**What to do:**
Locate each line below that includes "color" and reproduce it.

**Provided data:**
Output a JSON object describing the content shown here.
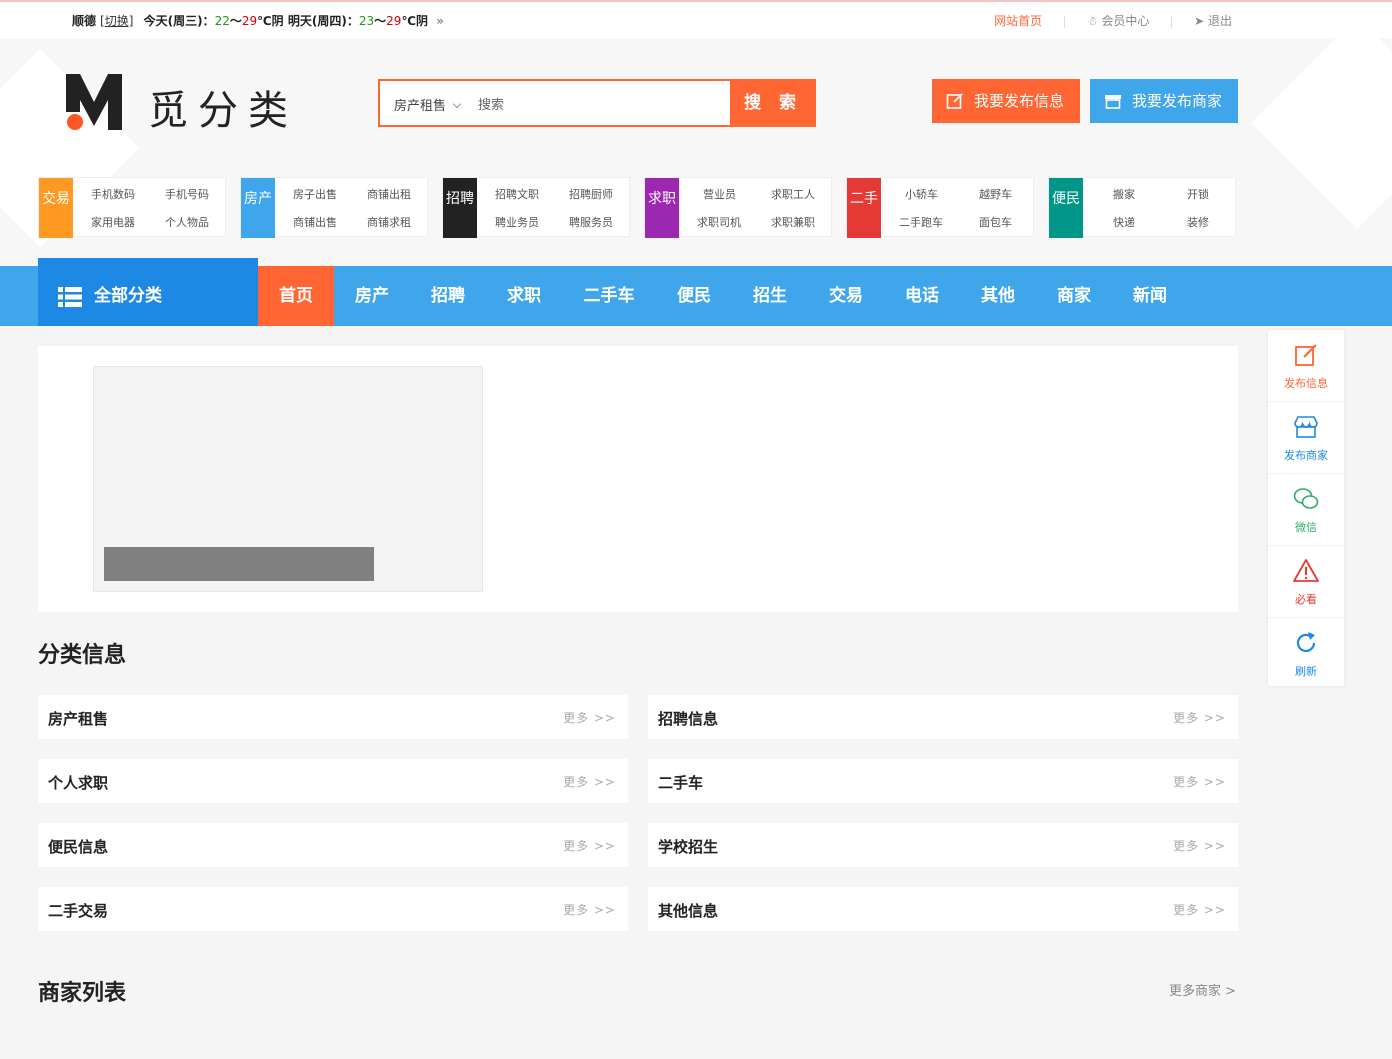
{
  "topbar": {
    "city": "顺德",
    "switch_label": "[切换]",
    "weather_today_label": "今天(周三)：",
    "weather_today_low": "22",
    "weather_today_sep": "～",
    "weather_today_high": "29",
    "weather_today_desc": "℃阴",
    "weather_tomorrow_label": "明天(周四)：",
    "weather_tomorrow_low": "23",
    "weather_tomorrow_sep": "～",
    "weather_tomorrow_high": "29",
    "weather_tomorrow_desc": "℃阴",
    "more_arrow": "»",
    "home_link": "网站首页",
    "member_link": "会员中心",
    "logout_link": "退出"
  },
  "logo": {
    "text": "觅分类"
  },
  "search": {
    "category": "房产租售",
    "placeholder": "搜索",
    "button": "搜 索"
  },
  "publish": {
    "info_button": "我要发布信息",
    "shop_button": "我要发布商家"
  },
  "category_blocks": [
    {
      "tag": "交易",
      "color": "#ff9922",
      "links": [
        "手机数码",
        "手机号码",
        "家用电器",
        "个人物品"
      ]
    },
    {
      "tag": "房产",
      "color": "#3fa6ec",
      "links": [
        "房子出售",
        "商铺出租",
        "商铺出售",
        "商铺求租"
      ]
    },
    {
      "tag": "招聘",
      "color": "#222222",
      "links": [
        "招聘文职",
        "招聘厨师",
        "聘业务员",
        "聘服务员"
      ]
    },
    {
      "tag": "求职",
      "color": "#9c27b0",
      "links": [
        "营业员",
        "求职工人",
        "求职司机",
        "求职兼职"
      ]
    },
    {
      "tag": "二手",
      "color": "#e53935",
      "links": [
        "小轿车",
        "越野车",
        "二手跑车",
        "面包车"
      ]
    },
    {
      "tag": "便民",
      "color": "#009688",
      "links": [
        "搬家",
        "开锁",
        "快递",
        "装修"
      ]
    }
  ],
  "nav": {
    "all_label": "全部分类",
    "items": [
      "首页",
      "房产",
      "招聘",
      "求职",
      "二手车",
      "便民",
      "招生",
      "交易",
      "电话",
      "其他",
      "商家",
      "新闻"
    ]
  },
  "section_info_title": "分类信息",
  "info_rows": [
    {
      "name": "房产租售",
      "more": "更多 >>"
    },
    {
      "name": "招聘信息",
      "more": "更多 >>"
    },
    {
      "name": "个人求职",
      "more": "更多 >>"
    },
    {
      "name": "二手车",
      "more": "更多 >>"
    },
    {
      "name": "便民信息",
      "more": "更多 >>"
    },
    {
      "name": "学校招生",
      "more": "更多 >>"
    },
    {
      "name": "二手交易",
      "more": "更多 >>"
    },
    {
      "name": "其他信息",
      "more": "更多 >>"
    }
  ],
  "section_shop_title": "商家列表",
  "more_shops": "更多商家 >",
  "side_toolbar": [
    {
      "label": "发布信息",
      "icon": "edit-icon",
      "color": "#ff6633"
    },
    {
      "label": "发布商家",
      "icon": "shop-icon",
      "color": "#1e88e5"
    },
    {
      "label": "微信",
      "icon": "wechat-icon",
      "color": "#2aae67"
    },
    {
      "label": "必看",
      "icon": "warning-icon",
      "color": "#e53935"
    },
    {
      "label": "刷新",
      "icon": "refresh-icon",
      "color": "#1e88e5"
    }
  ]
}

**Task response:**
      "color": "#ff9922",
      "color": "#3fa6ec",
      "color": "#222222",
      "color": "#9c27b0",
      "color": "#e53935",
      "color": "#009688",
      "color": "#ff6633"
      "color": "#1e88e5"
      "color": "#2aae67"
      "color": "#e53935"
      "color": "#1e88e5"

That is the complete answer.